Reproduce each line exactly. Skip none.

━━━ SOURCE RECORDS ━━━

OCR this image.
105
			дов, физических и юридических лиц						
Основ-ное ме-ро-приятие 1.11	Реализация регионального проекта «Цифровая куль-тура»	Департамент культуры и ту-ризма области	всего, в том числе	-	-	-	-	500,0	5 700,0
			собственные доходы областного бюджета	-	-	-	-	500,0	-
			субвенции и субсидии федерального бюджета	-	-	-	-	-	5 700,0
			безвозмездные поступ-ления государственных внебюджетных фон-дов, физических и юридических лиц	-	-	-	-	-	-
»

━━━

§ OUTPUT OF THE EXERCISE
OCR this image.
105
			дов, физических и юридических лиц						
Основ-ное ме-ро-приятие 1.11	Реализация регионального проекта «Цифровая куль-тура»	Департамент культуры и ту-ризма области	всего, в том числе	-	-	-	-	500,0	5 700,0
			собственные доходы областного бюджета	-	-	-	-	500,0	-
			субвенции и субсидии федерального бюджета	-	-	-	-	-	5 700,0
			безвозмездные поступ-ления государственных внебюджетных фон-дов, физических и юридических лиц	-	-	-	-	-	-
»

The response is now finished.